> _Problem_
Present the following data again exactly as it is shown.
[start of Dataset extract]
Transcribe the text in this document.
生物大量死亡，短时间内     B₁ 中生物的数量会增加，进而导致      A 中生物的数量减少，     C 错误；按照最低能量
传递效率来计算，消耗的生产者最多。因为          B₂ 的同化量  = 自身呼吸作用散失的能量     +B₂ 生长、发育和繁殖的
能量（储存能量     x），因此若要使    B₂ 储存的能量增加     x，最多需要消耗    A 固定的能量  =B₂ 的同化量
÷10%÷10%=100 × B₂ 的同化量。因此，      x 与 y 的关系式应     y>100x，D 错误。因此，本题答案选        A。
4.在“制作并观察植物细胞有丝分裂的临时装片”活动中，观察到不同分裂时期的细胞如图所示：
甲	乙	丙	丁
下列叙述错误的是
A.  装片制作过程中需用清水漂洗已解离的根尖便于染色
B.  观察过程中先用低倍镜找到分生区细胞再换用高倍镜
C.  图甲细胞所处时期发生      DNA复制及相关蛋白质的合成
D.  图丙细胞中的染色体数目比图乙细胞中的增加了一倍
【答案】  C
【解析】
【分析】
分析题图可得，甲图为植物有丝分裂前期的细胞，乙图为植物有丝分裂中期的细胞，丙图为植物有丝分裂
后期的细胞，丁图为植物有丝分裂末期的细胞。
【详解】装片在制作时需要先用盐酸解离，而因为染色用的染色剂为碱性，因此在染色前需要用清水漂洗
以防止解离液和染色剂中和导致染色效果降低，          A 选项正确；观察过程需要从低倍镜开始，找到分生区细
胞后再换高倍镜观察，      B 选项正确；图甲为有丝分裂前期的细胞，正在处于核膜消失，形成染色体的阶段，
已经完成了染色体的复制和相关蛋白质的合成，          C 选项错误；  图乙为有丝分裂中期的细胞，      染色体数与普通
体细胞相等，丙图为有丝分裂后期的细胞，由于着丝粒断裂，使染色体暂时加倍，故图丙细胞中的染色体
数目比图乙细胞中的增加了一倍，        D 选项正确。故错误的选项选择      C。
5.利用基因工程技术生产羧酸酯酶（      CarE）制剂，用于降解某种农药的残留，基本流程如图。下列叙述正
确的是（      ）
[end of Dataset extract]
> _Solution for this exercise_
Transcribe the text in this document.
生物大量死亡，短时间内     B₁ 中生物的数量会增加，进而导致      A 中生物的数量减少，     C 错误；按照最低能量
传递效率来计算，消耗的生产者最多。因为          B₂ 的同化量  = 自身呼吸作用散失的能量     +B₂ 生长、发育和繁殖的
能量（储存能量     x），因此若要使    B₂ 储存的能量增加     x，最多需要消耗    A 固定的能量  =B₂ 的同化量
÷10%÷10%=100 × B₂ 的同化量。因此，      x 与 y 的关系式应     y>100x，D 错误。因此，本题答案选        A。
4.在“制作并观察植物细胞有丝分裂的临时装片”活动中，观察到不同分裂时期的细胞如图所示：
甲	乙	丙	丁
下列叙述错误的是
A.  装片制作过程中需用清水漂洗已解离的根尖便于染色
B.  观察过程中先用低倍镜找到分生区细胞再换用高倍镜
C.  图甲细胞所处时期发生      DNA复制及相关蛋白质的合成
D.  图丙细胞中的染色体数目比图乙细胞中的增加了一倍
【答案】  C
【解析】
【分析】
分析题图可得，甲图为植物有丝分裂前期的细胞，乙图为植物有丝分裂中期的细胞，丙图为植物有丝分裂
后期的细胞，丁图为植物有丝分裂末期的细胞。
【详解】装片在制作时需要先用盐酸解离，而因为染色用的染色剂为碱性，因此在染色前需要用清水漂洗
以防止解离液和染色剂中和导致染色效果降低，          A 选项正确；观察过程需要从低倍镜开始，找到分生区细
胞后再换高倍镜观察，      B 选项正确；图甲为有丝分裂前期的细胞，正在处于核膜消失，形成染色体的阶段，
已经完成了染色体的复制和相关蛋白质的合成，          C 选项错误；  图乙为有丝分裂中期的细胞，      染色体数与普通
体细胞相等，丙图为有丝分裂后期的细胞，由于着丝粒断裂，使染色体暂时加倍，故图丙细胞中的染色体
数目比图乙细胞中的增加了一倍，        D 选项正确。故错误的选项选择      C。
5.利用基因工程技术生产羧酸酯酶（      CarE）制剂，用于降解某种农药的残留，基本流程如图。下列叙述正
确的是（      ）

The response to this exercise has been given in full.